--- start of Data extract ---
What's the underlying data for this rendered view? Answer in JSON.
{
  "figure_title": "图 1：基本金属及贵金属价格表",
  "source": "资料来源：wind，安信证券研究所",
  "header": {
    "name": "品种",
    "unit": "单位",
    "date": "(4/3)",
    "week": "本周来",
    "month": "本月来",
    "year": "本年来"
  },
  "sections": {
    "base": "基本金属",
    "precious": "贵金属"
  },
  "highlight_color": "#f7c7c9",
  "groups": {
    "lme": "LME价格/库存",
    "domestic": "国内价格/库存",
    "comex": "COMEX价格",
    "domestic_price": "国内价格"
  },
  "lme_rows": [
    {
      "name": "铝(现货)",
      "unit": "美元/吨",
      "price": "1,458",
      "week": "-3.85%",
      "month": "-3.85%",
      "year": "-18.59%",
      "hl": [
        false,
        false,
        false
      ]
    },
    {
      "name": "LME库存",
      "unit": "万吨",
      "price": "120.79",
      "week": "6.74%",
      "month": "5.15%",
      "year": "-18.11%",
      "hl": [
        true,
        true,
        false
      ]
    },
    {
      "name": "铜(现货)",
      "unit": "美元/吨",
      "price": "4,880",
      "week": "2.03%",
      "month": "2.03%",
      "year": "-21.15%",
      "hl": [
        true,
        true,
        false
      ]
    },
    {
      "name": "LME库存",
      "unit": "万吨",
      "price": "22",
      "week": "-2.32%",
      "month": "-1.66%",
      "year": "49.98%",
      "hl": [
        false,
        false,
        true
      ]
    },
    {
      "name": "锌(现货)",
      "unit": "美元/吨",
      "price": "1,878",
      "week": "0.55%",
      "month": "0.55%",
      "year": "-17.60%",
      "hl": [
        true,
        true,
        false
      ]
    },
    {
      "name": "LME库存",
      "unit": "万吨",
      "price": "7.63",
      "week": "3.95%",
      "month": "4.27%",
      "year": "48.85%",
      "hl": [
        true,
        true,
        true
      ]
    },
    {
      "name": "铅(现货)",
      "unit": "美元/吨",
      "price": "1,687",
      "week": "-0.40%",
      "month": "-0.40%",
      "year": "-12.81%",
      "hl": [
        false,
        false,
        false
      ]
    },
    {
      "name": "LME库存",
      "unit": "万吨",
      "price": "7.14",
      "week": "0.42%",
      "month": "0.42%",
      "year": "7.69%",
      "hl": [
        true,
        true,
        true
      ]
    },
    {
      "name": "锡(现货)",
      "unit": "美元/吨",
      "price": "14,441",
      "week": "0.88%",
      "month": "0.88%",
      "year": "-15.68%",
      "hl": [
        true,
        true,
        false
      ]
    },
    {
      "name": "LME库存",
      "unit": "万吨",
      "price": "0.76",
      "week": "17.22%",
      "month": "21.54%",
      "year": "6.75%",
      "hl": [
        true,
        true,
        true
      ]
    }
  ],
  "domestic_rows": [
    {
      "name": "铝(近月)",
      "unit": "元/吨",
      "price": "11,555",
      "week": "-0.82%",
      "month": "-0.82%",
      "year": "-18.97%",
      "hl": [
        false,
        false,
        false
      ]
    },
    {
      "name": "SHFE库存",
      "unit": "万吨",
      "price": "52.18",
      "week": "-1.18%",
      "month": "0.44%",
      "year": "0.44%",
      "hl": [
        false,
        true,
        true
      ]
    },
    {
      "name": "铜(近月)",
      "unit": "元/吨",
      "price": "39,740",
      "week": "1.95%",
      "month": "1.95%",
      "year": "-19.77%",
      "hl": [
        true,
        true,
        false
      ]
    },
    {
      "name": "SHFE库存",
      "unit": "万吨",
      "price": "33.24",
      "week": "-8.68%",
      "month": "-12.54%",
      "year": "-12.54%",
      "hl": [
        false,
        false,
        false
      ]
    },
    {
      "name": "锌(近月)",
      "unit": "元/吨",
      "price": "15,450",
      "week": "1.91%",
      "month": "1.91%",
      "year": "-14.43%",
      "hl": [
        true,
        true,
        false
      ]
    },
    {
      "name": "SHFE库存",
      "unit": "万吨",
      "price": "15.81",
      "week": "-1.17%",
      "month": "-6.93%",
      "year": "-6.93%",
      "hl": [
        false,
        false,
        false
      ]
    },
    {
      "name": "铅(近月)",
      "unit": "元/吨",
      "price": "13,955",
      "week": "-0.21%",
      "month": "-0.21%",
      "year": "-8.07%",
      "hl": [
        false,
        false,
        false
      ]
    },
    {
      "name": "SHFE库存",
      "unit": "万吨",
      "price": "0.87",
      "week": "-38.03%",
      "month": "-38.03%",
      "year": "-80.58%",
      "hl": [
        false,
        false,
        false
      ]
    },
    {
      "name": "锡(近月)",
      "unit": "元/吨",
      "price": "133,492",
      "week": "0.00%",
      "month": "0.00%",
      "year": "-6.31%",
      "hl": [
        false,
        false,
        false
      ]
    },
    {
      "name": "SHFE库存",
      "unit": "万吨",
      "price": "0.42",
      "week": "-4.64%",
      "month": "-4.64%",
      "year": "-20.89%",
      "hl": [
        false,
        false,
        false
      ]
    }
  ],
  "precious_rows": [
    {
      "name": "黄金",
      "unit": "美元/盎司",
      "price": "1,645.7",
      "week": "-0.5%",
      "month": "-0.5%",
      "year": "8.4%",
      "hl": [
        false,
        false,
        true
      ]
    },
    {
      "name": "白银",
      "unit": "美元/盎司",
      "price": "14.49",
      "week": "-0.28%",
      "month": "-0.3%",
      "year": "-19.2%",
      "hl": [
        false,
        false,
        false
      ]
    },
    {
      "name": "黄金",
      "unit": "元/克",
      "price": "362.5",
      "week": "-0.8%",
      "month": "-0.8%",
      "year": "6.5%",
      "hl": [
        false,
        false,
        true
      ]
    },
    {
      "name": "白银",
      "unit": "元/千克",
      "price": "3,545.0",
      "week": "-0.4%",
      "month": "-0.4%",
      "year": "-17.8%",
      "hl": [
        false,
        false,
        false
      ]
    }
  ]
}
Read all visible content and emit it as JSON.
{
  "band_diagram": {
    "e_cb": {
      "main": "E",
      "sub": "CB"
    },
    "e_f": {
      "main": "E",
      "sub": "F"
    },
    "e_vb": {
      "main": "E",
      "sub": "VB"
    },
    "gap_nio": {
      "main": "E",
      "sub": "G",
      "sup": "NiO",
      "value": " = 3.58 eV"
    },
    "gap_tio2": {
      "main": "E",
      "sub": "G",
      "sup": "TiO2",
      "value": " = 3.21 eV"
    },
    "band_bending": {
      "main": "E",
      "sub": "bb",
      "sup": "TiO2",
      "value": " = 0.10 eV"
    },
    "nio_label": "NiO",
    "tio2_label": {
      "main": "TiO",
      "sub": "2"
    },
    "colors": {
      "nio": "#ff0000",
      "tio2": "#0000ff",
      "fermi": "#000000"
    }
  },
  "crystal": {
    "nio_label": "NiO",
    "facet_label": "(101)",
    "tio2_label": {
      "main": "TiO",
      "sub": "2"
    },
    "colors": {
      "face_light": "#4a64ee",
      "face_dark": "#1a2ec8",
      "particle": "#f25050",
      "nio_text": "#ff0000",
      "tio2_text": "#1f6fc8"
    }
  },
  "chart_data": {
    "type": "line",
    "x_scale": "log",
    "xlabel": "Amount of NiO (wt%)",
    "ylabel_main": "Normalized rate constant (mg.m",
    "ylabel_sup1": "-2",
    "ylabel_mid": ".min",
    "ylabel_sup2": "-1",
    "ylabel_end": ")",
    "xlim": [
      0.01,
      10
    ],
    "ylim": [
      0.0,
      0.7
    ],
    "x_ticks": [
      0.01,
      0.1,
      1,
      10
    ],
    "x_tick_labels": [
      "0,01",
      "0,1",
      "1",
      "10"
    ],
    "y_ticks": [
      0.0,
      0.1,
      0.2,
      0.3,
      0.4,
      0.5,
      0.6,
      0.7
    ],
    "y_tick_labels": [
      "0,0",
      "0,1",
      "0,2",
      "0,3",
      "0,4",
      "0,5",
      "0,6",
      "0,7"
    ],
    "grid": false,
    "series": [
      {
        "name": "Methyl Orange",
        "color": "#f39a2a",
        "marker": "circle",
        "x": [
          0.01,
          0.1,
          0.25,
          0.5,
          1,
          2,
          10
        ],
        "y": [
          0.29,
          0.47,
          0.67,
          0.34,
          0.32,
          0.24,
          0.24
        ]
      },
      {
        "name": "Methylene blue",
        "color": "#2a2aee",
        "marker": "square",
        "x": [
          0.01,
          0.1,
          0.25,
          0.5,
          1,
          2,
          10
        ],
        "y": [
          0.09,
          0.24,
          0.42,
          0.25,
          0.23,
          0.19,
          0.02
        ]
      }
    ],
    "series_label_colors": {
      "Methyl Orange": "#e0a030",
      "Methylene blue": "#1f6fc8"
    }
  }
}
--- end of Data extract ---
== Aim of the exercise ==
Scan the listing above and copy all lines containing the word "blue".

== The completed task ==
        "name": "Methylene blue",
      "Methylene blue": "#1f6fc8"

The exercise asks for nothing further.